___ Supplied entries
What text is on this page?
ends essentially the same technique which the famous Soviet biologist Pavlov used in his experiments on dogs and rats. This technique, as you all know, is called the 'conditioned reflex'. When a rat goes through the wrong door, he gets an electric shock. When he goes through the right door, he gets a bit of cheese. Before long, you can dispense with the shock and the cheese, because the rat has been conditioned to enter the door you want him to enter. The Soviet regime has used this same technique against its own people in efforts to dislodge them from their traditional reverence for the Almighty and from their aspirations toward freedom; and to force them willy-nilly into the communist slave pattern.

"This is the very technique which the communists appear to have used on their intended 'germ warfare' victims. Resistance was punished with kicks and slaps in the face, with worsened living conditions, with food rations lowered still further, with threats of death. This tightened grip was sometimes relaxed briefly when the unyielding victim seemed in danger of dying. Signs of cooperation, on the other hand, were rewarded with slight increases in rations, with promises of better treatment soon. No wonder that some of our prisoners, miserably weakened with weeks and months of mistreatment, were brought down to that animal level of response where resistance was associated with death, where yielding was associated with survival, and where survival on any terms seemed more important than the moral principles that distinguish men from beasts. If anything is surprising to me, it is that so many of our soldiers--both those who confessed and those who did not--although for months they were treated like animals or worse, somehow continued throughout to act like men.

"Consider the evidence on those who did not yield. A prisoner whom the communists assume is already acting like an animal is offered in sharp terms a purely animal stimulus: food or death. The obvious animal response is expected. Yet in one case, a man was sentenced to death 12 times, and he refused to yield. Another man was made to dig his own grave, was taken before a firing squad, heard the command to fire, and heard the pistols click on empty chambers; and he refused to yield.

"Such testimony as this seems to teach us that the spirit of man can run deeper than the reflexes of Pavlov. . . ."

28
______
Do this - Please output the complete data exactly.

Response to this task -
What text is on this page?
ends essentially the same technique which the famous Soviet biologist Pavlov used in his experiments on dogs and rats. This technique, as you all know, is called the 'conditioned reflex'. When a rat goes through the wrong door, he gets an electric shock. When he goes through the right door, he gets a bit of cheese. Before long, you can dispense with the shock and the cheese, because the rat has been conditioned to enter the door you want him to enter. The Soviet regime has used this same technique against its own people in efforts to dislodge them from their traditional reverence for the Almighty and from their aspirations toward freedom; and to force them willy-nilly into the communist slave pattern.

"This is the very technique which the communists appear to have used on their intended 'germ warfare' victims. Resistance was punished with kicks and slaps in the face, with worsened living conditions, with food rations lowered still further, with threats of death. This tightened grip was sometimes relaxed briefly when the unyielding victim seemed in danger of dying. Signs of cooperation, on the other hand, were rewarded with slight increases in rations, with promises of better treatment soon. No wonder that some of our prisoners, miserably weakened with weeks and months of mistreatment, were brought down to that animal level of response where resistance was associated with death, where yielding was associated with survival, and where survival on any terms seemed more important than the moral principles that distinguish men from beasts. If anything is surprising to me, it is that so many of our soldiers--both those who confessed and those who did not--although for months they were treated like animals or worse, somehow continued throughout to act like men.

"Consider the evidence on those who did not yield. A prisoner whom the communists assume is already acting like an animal is offered in sharp terms a purely animal stimulus: food or death. The obvious animal response is expected. Yet in one case, a man was sentenced to death 12 times, and he refused to yield. Another man was made to dig his own grave, was taken before a firing squad, heard the command to fire, and heard the pistols click on empty chambers; and he refused to yield.

"Such testimony as this seems to teach us that the spirit of man can run deeper than the reflexes of Pavlov. . . ."

28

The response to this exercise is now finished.